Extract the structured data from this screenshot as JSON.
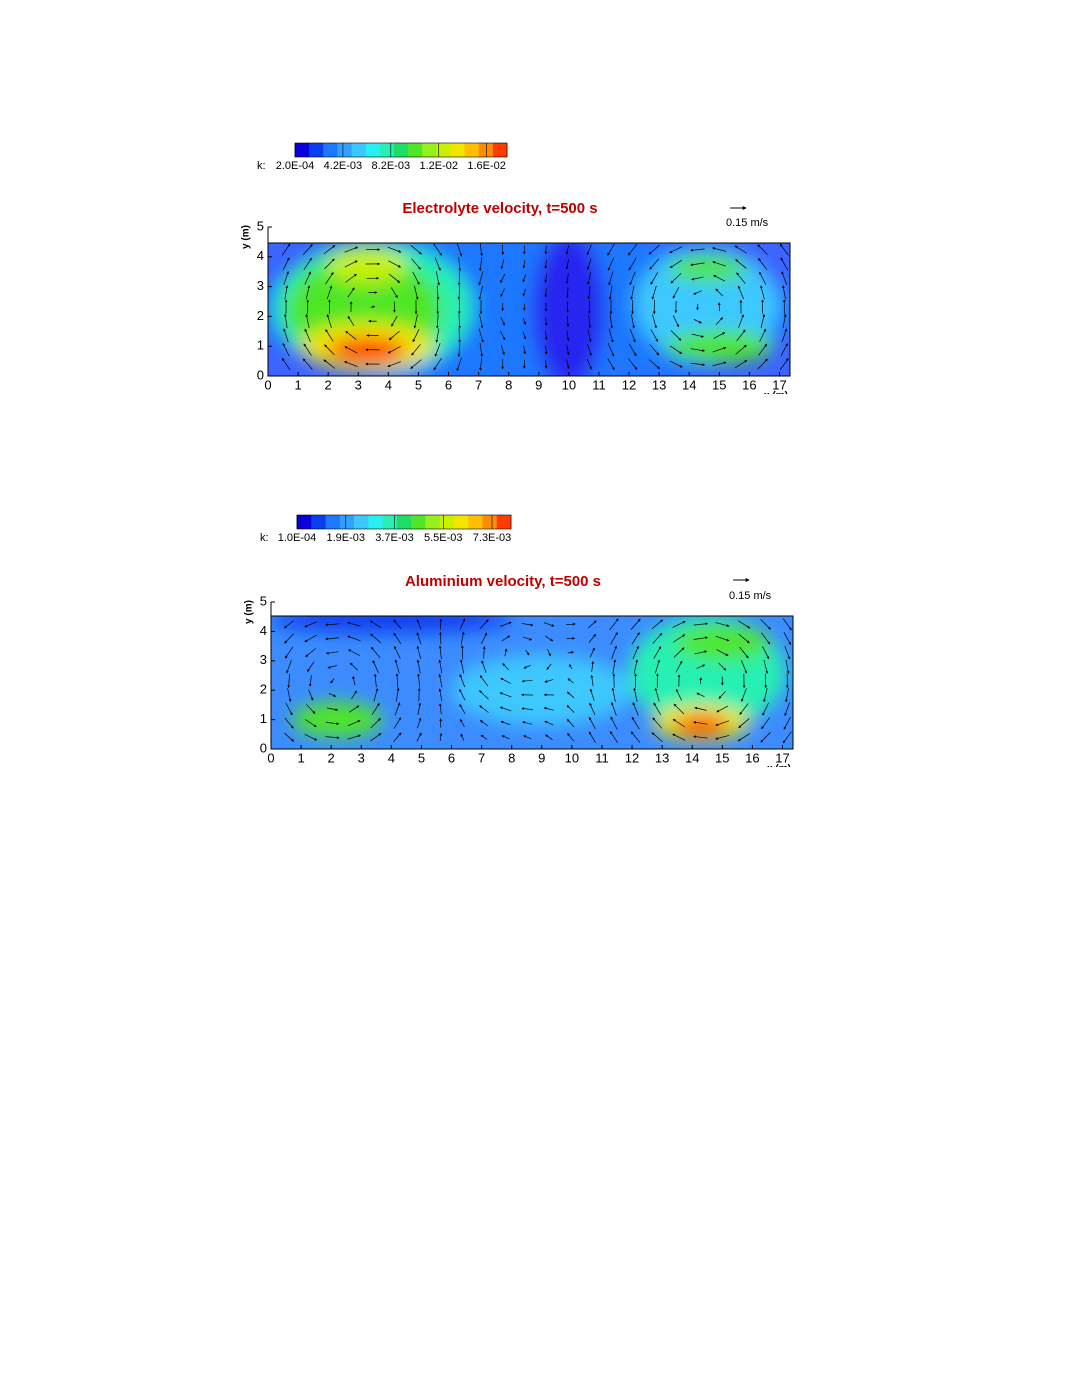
{
  "chart_data": [
    {
      "type": "contour",
      "title": "Electrolyte velocity, t=500 s",
      "colorbar": {
        "prefix": "k:",
        "lim": [
          0.0002,
          0.0179
        ],
        "colors": [
          "#0a00d8",
          "#0a3cf0",
          "#1e78ff",
          "#32a0ff",
          "#3cc8ff",
          "#28f0f0",
          "#28f0b4",
          "#1edc64",
          "#50e628",
          "#96f01e",
          "#c8f000",
          "#f0e600",
          "#ffbe00",
          "#ff8c00",
          "#ff3c00"
        ],
        "ticks": [
          {
            "value": 0.0002,
            "label": "2.0E-04"
          },
          {
            "value": 0.0042,
            "label": "4.2E-03"
          },
          {
            "value": 0.0082,
            "label": "8.2E-03"
          },
          {
            "value": 0.0122,
            "label": "1.2E-02"
          },
          {
            "value": 0.0162,
            "label": "1.6E-02"
          }
        ]
      },
      "reference_arrow_label": "0.15 m/s",
      "xlabel": "x (m)",
      "ylabel": "y (m)",
      "xlim": [
        0,
        17.35
      ],
      "ylim": [
        0,
        5
      ],
      "xticks": [
        0,
        1,
        2,
        3,
        4,
        5,
        6,
        7,
        8,
        9,
        10,
        11,
        12,
        13,
        14,
        15,
        16,
        17
      ],
      "yticks": [
        0,
        1,
        2,
        3,
        4,
        5
      ]
    },
    {
      "type": "contour",
      "title": "Aluminium velocity, t=500 s",
      "colorbar": {
        "prefix": "k:",
        "lim": [
          0.0001,
          0.008
        ],
        "colors": [
          "#0a00d8",
          "#0a3cf0",
          "#1e78ff",
          "#32a0ff",
          "#3cc8ff",
          "#28f0f0",
          "#28f0b4",
          "#1edc64",
          "#50e628",
          "#96f01e",
          "#c8f000",
          "#f0e600",
          "#ffbe00",
          "#ff8c00",
          "#ff3c00"
        ],
        "ticks": [
          {
            "value": 0.0001,
            "label": "1.0E-04"
          },
          {
            "value": 0.0019,
            "label": "1.9E-03"
          },
          {
            "value": 0.0037,
            "label": "3.7E-03"
          },
          {
            "value": 0.0055,
            "label": "5.5E-03"
          },
          {
            "value": 0.0073,
            "label": "7.3E-03"
          }
        ]
      },
      "reference_arrow_label": "0.15 m/s",
      "xlabel": "x (m)",
      "ylabel": "y (m)",
      "xlim": [
        0,
        17.35
      ],
      "ylim": [
        0,
        5
      ],
      "xticks": [
        0,
        1,
        2,
        3,
        4,
        5,
        6,
        7,
        8,
        9,
        10,
        11,
        12,
        13,
        14,
        15,
        16,
        17
      ],
      "yticks": [
        0,
        1,
        2,
        3,
        4,
        5
      ]
    }
  ]
}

○ ○ ○ ○ ○

→ Your goal
How many lines in the records hold the string "velocity"? Reply with the number alone.

→ Solution to this task
2